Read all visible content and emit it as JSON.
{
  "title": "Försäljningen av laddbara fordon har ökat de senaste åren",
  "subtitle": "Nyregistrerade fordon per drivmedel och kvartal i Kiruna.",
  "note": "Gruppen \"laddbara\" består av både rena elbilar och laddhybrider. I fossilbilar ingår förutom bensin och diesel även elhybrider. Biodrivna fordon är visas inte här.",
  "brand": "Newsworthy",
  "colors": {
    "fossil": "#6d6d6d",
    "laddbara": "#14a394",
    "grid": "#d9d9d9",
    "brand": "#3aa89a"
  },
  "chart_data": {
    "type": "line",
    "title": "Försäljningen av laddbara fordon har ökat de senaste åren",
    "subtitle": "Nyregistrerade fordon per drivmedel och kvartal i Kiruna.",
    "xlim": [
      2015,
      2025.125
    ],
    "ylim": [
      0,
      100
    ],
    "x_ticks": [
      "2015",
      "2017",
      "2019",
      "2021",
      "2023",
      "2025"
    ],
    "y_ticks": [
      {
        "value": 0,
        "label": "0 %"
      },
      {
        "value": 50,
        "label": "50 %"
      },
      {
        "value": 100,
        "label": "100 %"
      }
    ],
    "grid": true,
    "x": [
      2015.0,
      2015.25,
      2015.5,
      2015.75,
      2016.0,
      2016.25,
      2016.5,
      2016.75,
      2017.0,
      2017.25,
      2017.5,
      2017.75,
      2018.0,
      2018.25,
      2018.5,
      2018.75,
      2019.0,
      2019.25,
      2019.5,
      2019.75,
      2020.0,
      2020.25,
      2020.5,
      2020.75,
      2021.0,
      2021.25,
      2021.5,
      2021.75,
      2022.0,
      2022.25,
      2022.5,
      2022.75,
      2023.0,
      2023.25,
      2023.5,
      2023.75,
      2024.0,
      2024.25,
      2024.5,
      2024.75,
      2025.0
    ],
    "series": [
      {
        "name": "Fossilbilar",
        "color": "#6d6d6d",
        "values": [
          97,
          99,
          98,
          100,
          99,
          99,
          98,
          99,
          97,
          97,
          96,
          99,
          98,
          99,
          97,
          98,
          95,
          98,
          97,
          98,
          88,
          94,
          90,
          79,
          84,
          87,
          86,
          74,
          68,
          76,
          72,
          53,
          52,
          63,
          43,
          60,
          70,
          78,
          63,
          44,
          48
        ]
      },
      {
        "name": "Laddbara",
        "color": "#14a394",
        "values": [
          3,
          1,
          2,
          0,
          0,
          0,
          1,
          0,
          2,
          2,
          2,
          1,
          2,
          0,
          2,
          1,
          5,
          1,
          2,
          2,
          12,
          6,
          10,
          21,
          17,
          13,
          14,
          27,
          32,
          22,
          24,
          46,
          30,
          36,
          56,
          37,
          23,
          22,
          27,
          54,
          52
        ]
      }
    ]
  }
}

* * * * * * * * *

* Instruction *
Show all lines in the entries above where the string "senaste" appears.

* Task solution *
  "title": "Försäljningen av laddbara fordon har ökat de senaste åren",
    "title": "Försäljningen av laddbara fordon har ökat de senaste åren",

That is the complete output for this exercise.